=== Available records ===

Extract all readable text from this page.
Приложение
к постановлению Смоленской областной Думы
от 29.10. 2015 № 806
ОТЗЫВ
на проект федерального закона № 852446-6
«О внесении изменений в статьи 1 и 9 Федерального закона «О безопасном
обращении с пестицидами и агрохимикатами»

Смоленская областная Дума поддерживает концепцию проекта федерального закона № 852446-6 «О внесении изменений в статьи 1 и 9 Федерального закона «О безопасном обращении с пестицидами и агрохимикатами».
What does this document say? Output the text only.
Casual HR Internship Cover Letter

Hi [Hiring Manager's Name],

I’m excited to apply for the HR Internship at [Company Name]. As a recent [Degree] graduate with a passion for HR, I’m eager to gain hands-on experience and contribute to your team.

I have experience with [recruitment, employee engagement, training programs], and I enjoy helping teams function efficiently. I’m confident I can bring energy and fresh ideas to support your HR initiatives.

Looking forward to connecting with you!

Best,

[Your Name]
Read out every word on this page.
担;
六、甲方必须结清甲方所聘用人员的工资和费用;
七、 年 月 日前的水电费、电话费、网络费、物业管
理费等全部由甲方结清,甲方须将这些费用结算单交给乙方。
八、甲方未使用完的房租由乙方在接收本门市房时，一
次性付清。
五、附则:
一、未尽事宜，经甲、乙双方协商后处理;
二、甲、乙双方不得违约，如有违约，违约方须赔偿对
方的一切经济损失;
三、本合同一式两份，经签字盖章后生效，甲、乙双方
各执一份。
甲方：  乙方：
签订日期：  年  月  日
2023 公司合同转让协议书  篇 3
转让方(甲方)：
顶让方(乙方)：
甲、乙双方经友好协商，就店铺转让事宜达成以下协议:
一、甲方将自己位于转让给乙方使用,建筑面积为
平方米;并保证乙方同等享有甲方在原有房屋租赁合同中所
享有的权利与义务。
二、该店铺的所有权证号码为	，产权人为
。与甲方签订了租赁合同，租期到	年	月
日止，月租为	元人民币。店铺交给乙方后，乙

===

Task requirements
Exactly repeat the lines from the line that contains "What does this" to the end of the entries, both included, and leave out all other lines.

Solution to the problem
What does this document say? Output the text only.
Casual HR Internship Cover Letter

Hi [Hiring Manager's Name],

I’m excited to apply for the HR Internship at [Company Name]. As a recent [Degree] graduate with a passion for HR, I’m eager to gain hands-on experience and contribute to your team.

I have experience with [recruitment, employee engagement, training programs], and I enjoy helping teams function efficiently. I’m confident I can bring energy and fresh ideas to support your HR initiatives.

Looking forward to connecting with you!

Best,

[Your Name]
Read out every word on this page.
担;
六、甲方必须结清甲方所聘用人员的工资和费用;
七、 年 月 日前的水电费、电话费、网络费、物业管
理费等全部由甲方结清,甲方须将这些费用结算单交给乙方。
八、甲方未使用完的房租由乙方在接收本门市房时，一
次性付清。
五、附则:
一、未尽事宜，经甲、乙双方协商后处理;
二、甲、乙双方不得违约，如有违约，违约方须赔偿对
方的一切经济损失;
三、本合同一式两份，经签字盖章后生效，甲、乙双方
各执一份。
甲方：  乙方：
签订日期：  年  月  日
2023 公司合同转让协议书  篇 3
转让方(甲方)：
顶让方(乙方)：
甲、乙双方经友好协商，就店铺转让事宜达成以下协议:
一、甲方将自己位于转让给乙方使用,建筑面积为
平方米;并保证乙方同等享有甲方在原有房屋租赁合同中所
享有的权利与义务。
二、该店铺的所有权证号码为	，产权人为
。与甲方签订了租赁合同，租期到	年	月
日止，月租为	元人民币。店铺交给乙方后，乙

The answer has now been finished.